* WHAT IS NEEDED: Records follow. Copy every line with "http".

* Begin RECORD EXTRACTS *

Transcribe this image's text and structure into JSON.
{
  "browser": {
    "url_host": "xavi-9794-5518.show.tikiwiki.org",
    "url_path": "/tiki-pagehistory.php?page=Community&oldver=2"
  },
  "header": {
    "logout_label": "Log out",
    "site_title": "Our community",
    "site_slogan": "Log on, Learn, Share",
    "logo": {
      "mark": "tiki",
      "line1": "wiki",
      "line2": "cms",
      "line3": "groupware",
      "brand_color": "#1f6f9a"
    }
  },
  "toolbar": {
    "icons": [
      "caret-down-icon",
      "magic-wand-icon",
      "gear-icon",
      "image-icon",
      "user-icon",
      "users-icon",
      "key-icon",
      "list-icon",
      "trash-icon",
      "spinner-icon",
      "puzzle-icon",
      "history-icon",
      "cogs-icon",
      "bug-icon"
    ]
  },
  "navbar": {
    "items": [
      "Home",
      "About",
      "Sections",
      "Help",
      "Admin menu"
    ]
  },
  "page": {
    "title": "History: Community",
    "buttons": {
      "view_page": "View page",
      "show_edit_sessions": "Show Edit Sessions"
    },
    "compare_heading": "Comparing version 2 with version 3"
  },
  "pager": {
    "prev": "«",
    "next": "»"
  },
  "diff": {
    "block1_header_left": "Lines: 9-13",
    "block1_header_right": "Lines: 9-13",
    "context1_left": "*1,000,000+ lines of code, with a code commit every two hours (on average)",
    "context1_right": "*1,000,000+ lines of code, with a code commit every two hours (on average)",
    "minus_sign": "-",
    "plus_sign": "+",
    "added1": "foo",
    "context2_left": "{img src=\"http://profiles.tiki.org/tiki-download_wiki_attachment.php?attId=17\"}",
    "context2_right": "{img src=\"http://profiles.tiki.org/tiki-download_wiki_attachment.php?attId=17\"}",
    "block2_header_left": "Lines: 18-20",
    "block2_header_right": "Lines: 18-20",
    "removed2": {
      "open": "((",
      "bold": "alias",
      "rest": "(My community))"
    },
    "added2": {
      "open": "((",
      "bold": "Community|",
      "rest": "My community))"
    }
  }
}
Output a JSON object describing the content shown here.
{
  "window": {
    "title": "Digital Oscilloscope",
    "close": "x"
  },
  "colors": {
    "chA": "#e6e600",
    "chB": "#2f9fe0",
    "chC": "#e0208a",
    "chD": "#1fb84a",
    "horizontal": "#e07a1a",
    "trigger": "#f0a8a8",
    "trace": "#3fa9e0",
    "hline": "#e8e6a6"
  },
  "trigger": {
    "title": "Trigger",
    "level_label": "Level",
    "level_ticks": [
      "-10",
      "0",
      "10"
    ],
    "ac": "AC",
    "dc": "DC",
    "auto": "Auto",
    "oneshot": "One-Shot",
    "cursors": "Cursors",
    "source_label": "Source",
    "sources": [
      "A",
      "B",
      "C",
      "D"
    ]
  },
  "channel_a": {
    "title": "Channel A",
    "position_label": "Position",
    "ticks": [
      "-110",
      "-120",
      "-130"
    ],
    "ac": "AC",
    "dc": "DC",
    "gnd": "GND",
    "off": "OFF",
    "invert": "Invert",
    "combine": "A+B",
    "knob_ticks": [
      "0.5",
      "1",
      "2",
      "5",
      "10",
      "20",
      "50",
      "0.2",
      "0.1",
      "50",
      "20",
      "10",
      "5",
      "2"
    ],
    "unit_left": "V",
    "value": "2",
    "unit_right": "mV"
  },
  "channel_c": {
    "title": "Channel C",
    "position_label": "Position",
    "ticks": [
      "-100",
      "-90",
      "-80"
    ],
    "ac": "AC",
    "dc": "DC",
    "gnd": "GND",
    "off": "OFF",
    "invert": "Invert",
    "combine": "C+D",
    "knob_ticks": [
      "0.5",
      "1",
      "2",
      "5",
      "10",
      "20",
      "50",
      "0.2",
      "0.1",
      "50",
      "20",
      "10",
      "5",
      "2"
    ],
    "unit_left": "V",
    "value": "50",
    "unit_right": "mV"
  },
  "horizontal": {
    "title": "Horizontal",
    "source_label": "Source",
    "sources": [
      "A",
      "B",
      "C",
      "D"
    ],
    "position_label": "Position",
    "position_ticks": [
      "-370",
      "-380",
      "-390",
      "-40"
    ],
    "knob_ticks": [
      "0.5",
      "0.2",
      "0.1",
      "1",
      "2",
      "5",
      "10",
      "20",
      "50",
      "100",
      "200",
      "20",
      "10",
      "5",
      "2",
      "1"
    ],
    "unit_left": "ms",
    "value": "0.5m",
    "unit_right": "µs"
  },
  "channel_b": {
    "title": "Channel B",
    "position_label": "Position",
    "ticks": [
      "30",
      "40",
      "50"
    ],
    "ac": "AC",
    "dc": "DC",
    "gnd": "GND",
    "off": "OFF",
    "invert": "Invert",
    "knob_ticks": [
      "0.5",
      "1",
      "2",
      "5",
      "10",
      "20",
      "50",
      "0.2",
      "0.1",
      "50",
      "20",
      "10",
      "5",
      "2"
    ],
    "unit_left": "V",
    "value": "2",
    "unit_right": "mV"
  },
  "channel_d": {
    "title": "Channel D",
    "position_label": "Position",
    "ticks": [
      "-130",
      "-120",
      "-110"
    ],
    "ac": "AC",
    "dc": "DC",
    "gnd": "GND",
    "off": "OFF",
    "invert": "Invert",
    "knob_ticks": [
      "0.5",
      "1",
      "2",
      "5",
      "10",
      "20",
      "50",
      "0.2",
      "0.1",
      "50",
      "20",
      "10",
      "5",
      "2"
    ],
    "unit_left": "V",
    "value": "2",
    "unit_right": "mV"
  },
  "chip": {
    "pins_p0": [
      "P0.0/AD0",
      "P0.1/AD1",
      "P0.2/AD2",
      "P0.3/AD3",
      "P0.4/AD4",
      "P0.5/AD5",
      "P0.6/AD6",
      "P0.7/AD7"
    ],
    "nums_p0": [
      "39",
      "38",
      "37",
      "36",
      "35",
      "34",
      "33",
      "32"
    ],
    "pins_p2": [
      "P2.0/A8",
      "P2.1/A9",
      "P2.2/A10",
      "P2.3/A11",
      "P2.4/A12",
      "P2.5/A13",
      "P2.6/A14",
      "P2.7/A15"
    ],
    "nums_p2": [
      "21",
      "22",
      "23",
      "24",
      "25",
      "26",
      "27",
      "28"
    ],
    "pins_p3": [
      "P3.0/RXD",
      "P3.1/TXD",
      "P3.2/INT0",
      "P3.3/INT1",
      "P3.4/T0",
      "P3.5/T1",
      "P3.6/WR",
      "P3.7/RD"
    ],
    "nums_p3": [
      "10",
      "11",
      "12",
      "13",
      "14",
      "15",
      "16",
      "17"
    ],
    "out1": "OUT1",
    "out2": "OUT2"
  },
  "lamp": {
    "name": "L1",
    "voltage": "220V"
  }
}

* End RECORD EXTRACTS *

* FINISHED TASK:
    "context2_left": "{img src=\"http://profiles.tiki.org/tiki-download_wiki_attachment.php?attId=17\"}",
    "context2_right": "{img src=\"http://profiles.tiki.org/tiki-download_wiki_attachment.php?attId=17\"}",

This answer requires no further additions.